AIM —
Quote every line below exactly and skip any picture.

━━━ RECORDED INFORMATION ━━━

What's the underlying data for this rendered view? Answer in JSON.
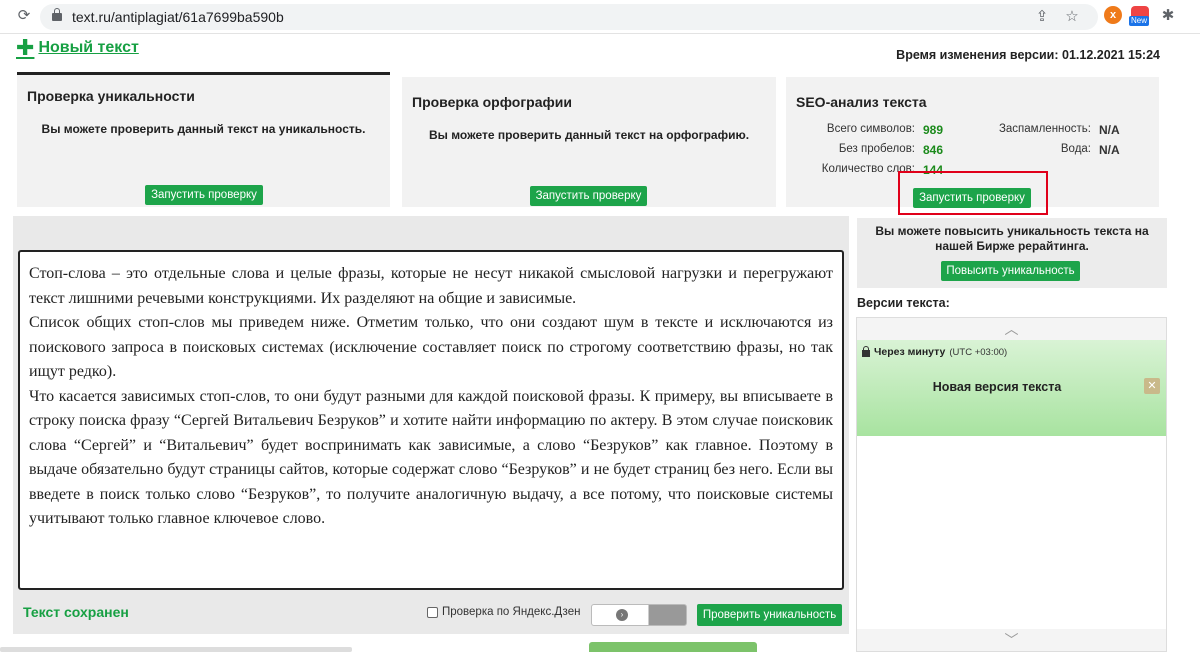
{
  "browser": {
    "url": "text.ru/antiplagiat/61a7699ba590b",
    "ext_new_badge": "New"
  },
  "header": {
    "new_text_label": "Новый текст",
    "version_time": "Время изменения версии: 01.12.2021 15:24"
  },
  "panels": {
    "uniqueness": {
      "title": "Проверка уникальности",
      "message": "Вы можете проверить данный текст на уникальность.",
      "button": "Запустить проверку"
    },
    "spelling": {
      "title": "Проверка орфографии",
      "message": "Вы можете проверить данный текст на орфографию.",
      "button": "Запустить проверку"
    },
    "seo": {
      "title": "SEO-анализ текста",
      "total_chars_label": "Всего символов:",
      "total_chars": "989",
      "no_spaces_label": "Без пробелов:",
      "no_spaces": "846",
      "words_label": "Количество слов:",
      "words": "144",
      "spam_label": "Заспамленность:",
      "spam": "N/A",
      "water_label": "Вода:",
      "water": "N/A",
      "button": "Запустить проверку"
    }
  },
  "editor": {
    "paragraphs": [
      "Стоп-слова – это отдельные слова и целые фразы, которые не несут никакой смысловой нагрузки и перегружают текст лишними речевыми конструкциями.  Их разделяют на общие и зависимые.",
      "Список общих стоп-слов мы приведем ниже. Отметим только, что они создают шум в тексте и исключаются из поискового запроса в поисковых системах (исключение составляет поиск по строгому соответствию фразы, но так ищут редко).",
      "Что касается зависимых стоп-слов, то они будут разными для каждой поисковой фразы. К примеру, вы вписываете в строку поиска фразу “Сергей Витальевич Безруков” и хотите найти информацию по актеру. В этом случае поисковик слова “Сергей” и “Витальевич” будет воспринимать как зависимые, а слово “Безруков” как главное. Поэтому в выдаче обязательно будут страницы сайтов, которые содержат слово “Безруков” и не будет страниц без него. Если вы введете в поиск только слово “Безруков”, то получите аналогичную выдачу, а все потому, что поисковые системы учитывают только главное ключевое слово."
    ],
    "saved_status": "Текст сохранен",
    "yandex_checkbox_label": "Проверка по Яндекс.Дзен",
    "check_button": "Проверить уникальность"
  },
  "sidebar": {
    "promo_text": "Вы можете повысить уникальность текста на нашей Бирже рерайтинга.",
    "promo_button": "Повысить уникальность",
    "versions_title": "Версии текста:",
    "version_item": {
      "time": "Через минуту",
      "utc": "(UTC +03:00)",
      "name": "Новая версия текста",
      "close": "✕"
    }
  },
  "colors": {
    "accent_green": "#1da44a",
    "highlight_red": "#e0001a"
  }
}
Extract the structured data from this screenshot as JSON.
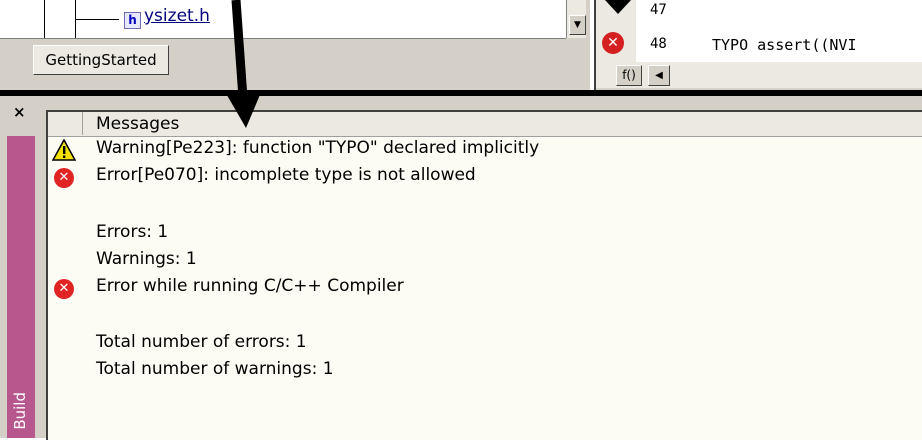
{
  "workspace": {
    "tree_file_name": "ysizet.h",
    "file_icon_letter": "h",
    "tab_label": "GettingStarted"
  },
  "editor": {
    "line_numbers": [
      "47",
      "48"
    ],
    "code_line_48": "TYPO assert((NVI",
    "func_button_label": "f()",
    "error_marker_icon": "error-icon"
  },
  "build_window": {
    "tab_label": "Build",
    "close_label": "×",
    "column_header": "Messages",
    "messages": [
      {
        "icon": "warning-icon",
        "text": "Warning[Pe223]: function \"TYPO\" declared implicitly"
      },
      {
        "icon": "error-icon",
        "text": "Error[Pe070]: incomplete type is not allowed"
      },
      {
        "icon": "",
        "text": ""
      },
      {
        "icon": "",
        "text": "Errors: 1"
      },
      {
        "icon": "",
        "text": "Warnings: 1"
      },
      {
        "icon": "error-icon",
        "text": "Error while running C/C++ Compiler"
      },
      {
        "icon": "",
        "text": ""
      },
      {
        "icon": "",
        "text": "Total number of errors: 1"
      },
      {
        "icon": "",
        "text": "Total number of warnings: 1"
      }
    ]
  },
  "colors": {
    "build_tab": "#b8578e",
    "error": "#e02424",
    "warning": "#f5e000",
    "panel_bg": "#fcfbf4"
  }
}
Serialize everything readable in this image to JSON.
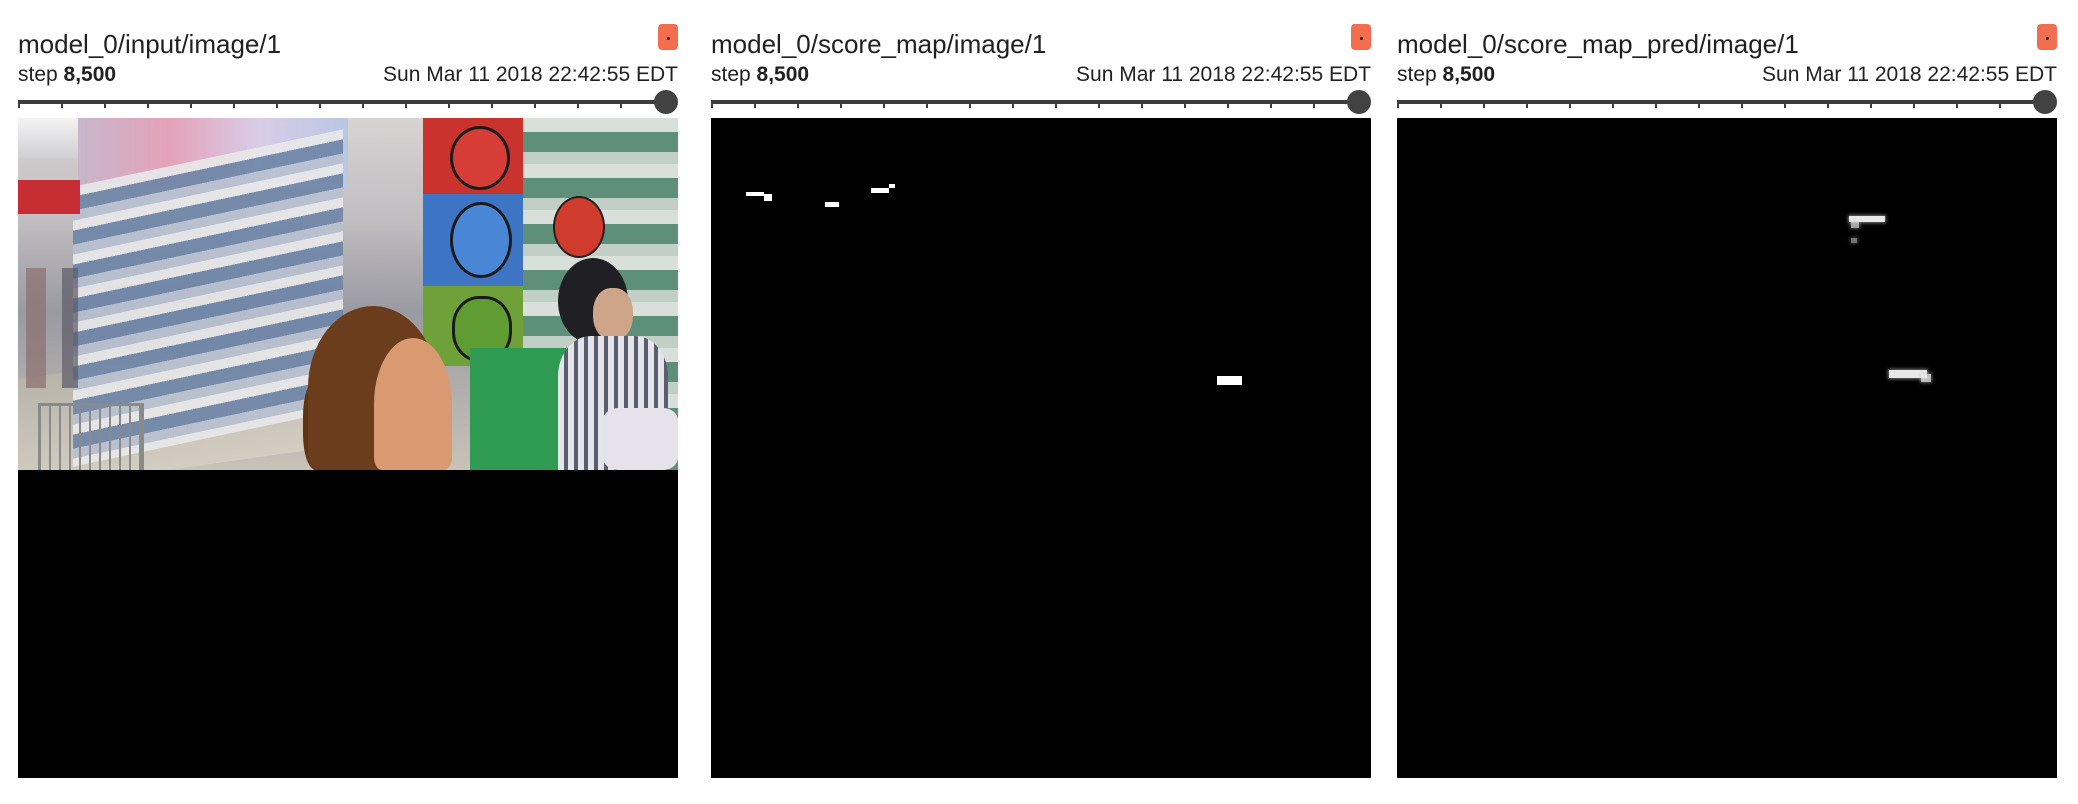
{
  "cards": [
    {
      "title": "model_0/input/image/1",
      "step_label": "step",
      "step_value": "8,500",
      "timestamp": "Sun Mar 11 2018 22:42:55 EDT",
      "slider_position": 1.0
    },
    {
      "title": "model_0/score_map/image/1",
      "step_label": "step",
      "step_value": "8,500",
      "timestamp": "Sun Mar 11 2018 22:42:55 EDT",
      "slider_position": 1.0
    },
    {
      "title": "model_0/score_map_pred/image/1",
      "step_label": "step",
      "step_value": "8,500",
      "timestamp": "Sun Mar 11 2018 22:42:55 EDT",
      "slider_position": 1.0
    }
  ],
  "colors": {
    "accent_icon": "#f26e4f",
    "slider": "#424242",
    "image_background": "#000000"
  },
  "icons": {
    "expand": "expand-image-icon"
  }
}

━━━

OUTPUT —
What's the underlying data for this rendered view? Answer in JSON.
{
  "browser": {
    "url": "text.ru/antiplagiat/61a7699ba590b",
    "ext_new_badge": "New"
  },
  "header": {
    "new_text_label": "Новый текст",
    "version_time": "Время изменения версии: 01.12.2021 15:24"
  },
  "panels": {
    "uniqueness": {
      "title": "Проверка уникальности",
      "message": "Вы можете проверить данный текст на уникальность.",
      "button": "Запустить проверку"
    },
    "spelling": {
      "title": "Проверка орфографии",
      "message": "Вы можете проверить данный текст на орфографию.",
      "button": "Запустить проверку"
    },
    "seo": {
      "title": "SEO-анализ текста",
      "total_chars_label": "Всего символов:",
      "total_chars": "989",
      "no_spaces_label": "Без пробелов:",
      "no_spaces": "846",
      "words_label": "Количество слов:",
      "words": "144",
      "spam_label": "Заспамленность:",
      "spam": "N/A",
      "water_label": "Вода:",
      "water": "N/A",
      "button": "Запустить проверку"
    }
  },
  "editor": {
    "paragraphs": [
      "Стоп-слова – это отдельные слова и целые фразы, которые не несут никакой смысловой нагрузки и перегружают текст лишними речевыми конструкциями.  Их разделяют на общие и зависимые.",
      "Список общих стоп-слов мы приведем ниже. Отметим только, что они создают шум в тексте и исключаются из поискового запроса в поисковых системах (исключение составляет поиск по строгому соответствию фразы, но так ищут редко).",
      "Что касается зависимых стоп-слов, то они будут разными для каждой поисковой фразы. К примеру, вы вписываете в строку поиска фразу “Сергей Витальевич Безруков” и хотите найти информацию по актеру. В этом случае поисковик слова “Сергей” и “Витальевич” будет воспринимать как зависимые, а слово “Безруков” как главное. Поэтому в выдаче обязательно будут страницы сайтов, которые содержат слово “Безруков” и не будет страниц без него. Если вы введете в поиск только слово “Безруков”, то получите аналогичную выдачу, а все потому, что поисковые системы учитывают только главное ключевое слово."
    ],
    "saved_status": "Текст сохранен",
    "yandex_checkbox_label": "Проверка по Яндекс.Дзен",
    "check_button": "Проверить уникальность"
  },
  "sidebar": {
    "promo_text": "Вы можете повысить уникальность текста на нашей Бирже рерайтинга.",
    "promo_button": "Повысить уникальность",
    "versions_title": "Версии текста:",
    "version_item": {
      "time": "Через минуту",
      "utc": "(UTC +03:00)",
      "name": "Новая версия текста",
      "close": "✕"
    }
  },
  "colors": {
    "accent_green": "#1da44a",
    "highlight_red": "#e0001a"
  }
}
Extract the structured data from this screenshot as JSON.
{
  "workspace": {
    "tree_file_name": "ysizet.h",
    "file_icon_letter": "h",
    "tab_label": "GettingStarted"
  },
  "editor": {
    "line_numbers": [
      "47",
      "48"
    ],
    "code_line_48": "TYPO assert((NVI",
    "func_button_label": "f()",
    "error_marker_icon": "error-icon"
  },
  "build_window": {
    "tab_label": "Build",
    "close_label": "×",
    "column_header": "Messages",
    "messages": [
      {
        "icon": "warning-icon",
        "text": "Warning[Pe223]: function \"TYPO\" declared implicitly"
      },
      {
        "icon": "error-icon",
        "text": "Error[Pe070]: incomplete type is not allowed"
      },
      {
        "icon": "",
        "text": ""
      },
      {
        "icon": "",
        "text": "Errors: 1"
      },
      {
        "icon": "",
        "text": "Warnings: 1"
      },
      {
        "icon": "error-icon",
        "text": "Error while running C/C++ Compiler"
      },
      {
        "icon": "",
        "text": ""
      },
      {
        "icon": "",
        "text": "Total number of errors: 1"
      },
      {
        "icon": "",
        "text": "Total number of warnings: 1"
      }
    ]
  },
  "colors": {
    "build_tab": "#b8578e",
    "error": "#e02424",
    "warning": "#f5e000",
    "panel_bg": "#fcfbf4"
  }
}
Serialize everything readable in this image to JSON.
{
  "cards": [
    {
      "title": "model_0/input/image/1",
      "step_label": "step",
      "step_value": "8,500",
      "timestamp": "Sun Mar 11 2018 22:42:55 EDT",
      "slider_position": 1.0
    },
    {
      "title": "model_0/score_map/image/1",
      "step_label": "step",
      "step_value": "8,500",
      "timestamp": "Sun Mar 11 2018 22:42:55 EDT",
      "slider_position": 1.0
    },
    {
      "title": "model_0/score_map_pred/image/1",
      "step_label": "step",
      "step_value": "8,500",
      "timestamp": "Sun Mar 11 2018 22:42:55 EDT",
      "slider_position": 1.0
    }
  ],
  "colors": {
    "accent_icon": "#f26e4f",
    "slider": "#424242",
    "image_background": "#000000"
  },
  "icons": {
    "expand": "expand-image-icon"
  }
}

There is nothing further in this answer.